Filter these entries, keeping only lines that hold the word "document".
## start Data supplied
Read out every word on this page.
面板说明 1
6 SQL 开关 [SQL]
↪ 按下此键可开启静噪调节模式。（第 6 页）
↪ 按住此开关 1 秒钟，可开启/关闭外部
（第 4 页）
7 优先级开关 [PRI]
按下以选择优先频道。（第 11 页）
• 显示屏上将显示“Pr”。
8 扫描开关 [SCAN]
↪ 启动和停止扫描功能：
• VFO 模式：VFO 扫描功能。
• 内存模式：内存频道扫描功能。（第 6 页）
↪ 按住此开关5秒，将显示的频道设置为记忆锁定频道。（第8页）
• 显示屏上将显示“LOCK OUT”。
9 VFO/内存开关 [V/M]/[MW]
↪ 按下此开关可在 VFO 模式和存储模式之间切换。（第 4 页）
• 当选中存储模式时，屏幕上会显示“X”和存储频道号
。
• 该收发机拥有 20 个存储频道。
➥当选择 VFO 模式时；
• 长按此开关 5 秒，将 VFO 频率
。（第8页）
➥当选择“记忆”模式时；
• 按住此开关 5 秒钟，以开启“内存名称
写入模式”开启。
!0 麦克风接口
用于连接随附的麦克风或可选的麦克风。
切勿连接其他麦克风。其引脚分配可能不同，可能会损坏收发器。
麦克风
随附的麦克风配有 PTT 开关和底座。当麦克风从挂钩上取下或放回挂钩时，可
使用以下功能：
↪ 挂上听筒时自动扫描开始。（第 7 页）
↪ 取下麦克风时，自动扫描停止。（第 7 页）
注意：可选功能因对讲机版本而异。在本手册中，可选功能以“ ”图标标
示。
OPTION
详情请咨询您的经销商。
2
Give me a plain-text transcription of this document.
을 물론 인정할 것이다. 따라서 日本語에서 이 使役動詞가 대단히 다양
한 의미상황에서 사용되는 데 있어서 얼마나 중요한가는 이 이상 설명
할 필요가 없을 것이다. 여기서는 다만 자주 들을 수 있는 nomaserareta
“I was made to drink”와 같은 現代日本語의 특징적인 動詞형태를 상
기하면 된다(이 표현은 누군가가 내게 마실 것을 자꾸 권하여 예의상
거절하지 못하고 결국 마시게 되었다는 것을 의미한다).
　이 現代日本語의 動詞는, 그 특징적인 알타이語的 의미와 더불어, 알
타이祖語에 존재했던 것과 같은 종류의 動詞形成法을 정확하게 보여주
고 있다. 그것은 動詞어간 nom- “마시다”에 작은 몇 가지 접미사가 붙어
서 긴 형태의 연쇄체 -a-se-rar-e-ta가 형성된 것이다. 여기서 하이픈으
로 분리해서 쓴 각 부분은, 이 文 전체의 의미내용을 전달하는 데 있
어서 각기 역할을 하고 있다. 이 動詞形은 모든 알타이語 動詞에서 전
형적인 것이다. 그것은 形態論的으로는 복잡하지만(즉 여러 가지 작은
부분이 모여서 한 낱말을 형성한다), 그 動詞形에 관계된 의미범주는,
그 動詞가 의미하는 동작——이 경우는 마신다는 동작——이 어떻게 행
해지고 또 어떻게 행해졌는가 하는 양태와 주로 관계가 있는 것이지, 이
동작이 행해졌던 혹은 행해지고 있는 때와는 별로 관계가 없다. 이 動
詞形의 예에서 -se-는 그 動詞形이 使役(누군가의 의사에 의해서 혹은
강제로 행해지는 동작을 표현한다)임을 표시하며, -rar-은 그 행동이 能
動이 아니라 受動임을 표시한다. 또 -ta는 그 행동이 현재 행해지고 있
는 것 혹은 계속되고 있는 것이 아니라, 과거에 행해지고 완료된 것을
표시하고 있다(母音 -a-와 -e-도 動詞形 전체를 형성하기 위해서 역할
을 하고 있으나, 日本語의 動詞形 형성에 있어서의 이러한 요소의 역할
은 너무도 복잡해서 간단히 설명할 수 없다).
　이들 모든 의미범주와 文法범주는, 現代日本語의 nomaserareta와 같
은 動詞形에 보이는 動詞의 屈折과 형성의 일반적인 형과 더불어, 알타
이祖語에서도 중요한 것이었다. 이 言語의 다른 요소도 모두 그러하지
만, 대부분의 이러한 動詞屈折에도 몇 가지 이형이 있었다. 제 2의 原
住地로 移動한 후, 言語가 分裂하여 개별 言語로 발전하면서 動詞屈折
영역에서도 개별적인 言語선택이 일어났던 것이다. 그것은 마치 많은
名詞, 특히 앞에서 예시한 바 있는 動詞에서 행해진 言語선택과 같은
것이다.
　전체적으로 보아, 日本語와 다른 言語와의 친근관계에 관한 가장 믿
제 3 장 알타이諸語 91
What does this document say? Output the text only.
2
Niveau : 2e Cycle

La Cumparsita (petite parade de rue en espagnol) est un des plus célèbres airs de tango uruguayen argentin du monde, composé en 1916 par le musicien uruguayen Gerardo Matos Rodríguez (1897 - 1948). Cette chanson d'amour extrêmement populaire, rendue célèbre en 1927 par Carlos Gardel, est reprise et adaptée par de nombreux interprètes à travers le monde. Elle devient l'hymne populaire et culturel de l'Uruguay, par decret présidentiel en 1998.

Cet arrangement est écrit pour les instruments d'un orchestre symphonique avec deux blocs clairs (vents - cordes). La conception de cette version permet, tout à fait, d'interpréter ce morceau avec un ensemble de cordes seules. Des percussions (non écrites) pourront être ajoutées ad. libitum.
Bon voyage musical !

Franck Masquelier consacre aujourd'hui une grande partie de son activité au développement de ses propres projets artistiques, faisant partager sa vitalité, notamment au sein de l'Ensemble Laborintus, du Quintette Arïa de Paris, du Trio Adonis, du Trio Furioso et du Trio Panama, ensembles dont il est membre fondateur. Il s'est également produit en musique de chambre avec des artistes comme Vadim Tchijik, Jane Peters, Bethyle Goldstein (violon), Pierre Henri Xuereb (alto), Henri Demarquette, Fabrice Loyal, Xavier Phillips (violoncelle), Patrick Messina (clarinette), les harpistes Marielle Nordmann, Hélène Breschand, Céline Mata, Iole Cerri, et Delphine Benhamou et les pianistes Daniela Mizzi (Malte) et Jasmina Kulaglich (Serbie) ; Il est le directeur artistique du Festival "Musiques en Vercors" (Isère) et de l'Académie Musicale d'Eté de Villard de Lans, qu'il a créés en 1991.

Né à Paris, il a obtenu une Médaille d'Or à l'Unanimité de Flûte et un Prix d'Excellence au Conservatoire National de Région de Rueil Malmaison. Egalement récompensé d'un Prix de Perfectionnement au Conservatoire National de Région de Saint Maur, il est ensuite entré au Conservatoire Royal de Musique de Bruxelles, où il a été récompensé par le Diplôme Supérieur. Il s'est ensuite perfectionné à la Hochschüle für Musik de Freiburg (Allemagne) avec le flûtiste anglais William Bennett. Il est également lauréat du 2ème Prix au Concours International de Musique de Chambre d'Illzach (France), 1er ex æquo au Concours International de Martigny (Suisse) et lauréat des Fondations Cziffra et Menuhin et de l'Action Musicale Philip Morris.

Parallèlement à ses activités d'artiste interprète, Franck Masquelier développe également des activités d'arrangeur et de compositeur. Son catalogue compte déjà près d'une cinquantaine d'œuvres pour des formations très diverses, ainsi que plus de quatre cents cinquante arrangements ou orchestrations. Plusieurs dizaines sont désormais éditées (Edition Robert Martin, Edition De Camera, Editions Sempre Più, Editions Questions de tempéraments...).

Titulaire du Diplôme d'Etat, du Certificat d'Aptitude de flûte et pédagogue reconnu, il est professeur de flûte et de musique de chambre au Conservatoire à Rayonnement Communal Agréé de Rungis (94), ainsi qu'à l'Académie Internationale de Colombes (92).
## end Data supplied
» Full solution:
Give me a plain-text transcription of this document.
What does this document say? Output the text only.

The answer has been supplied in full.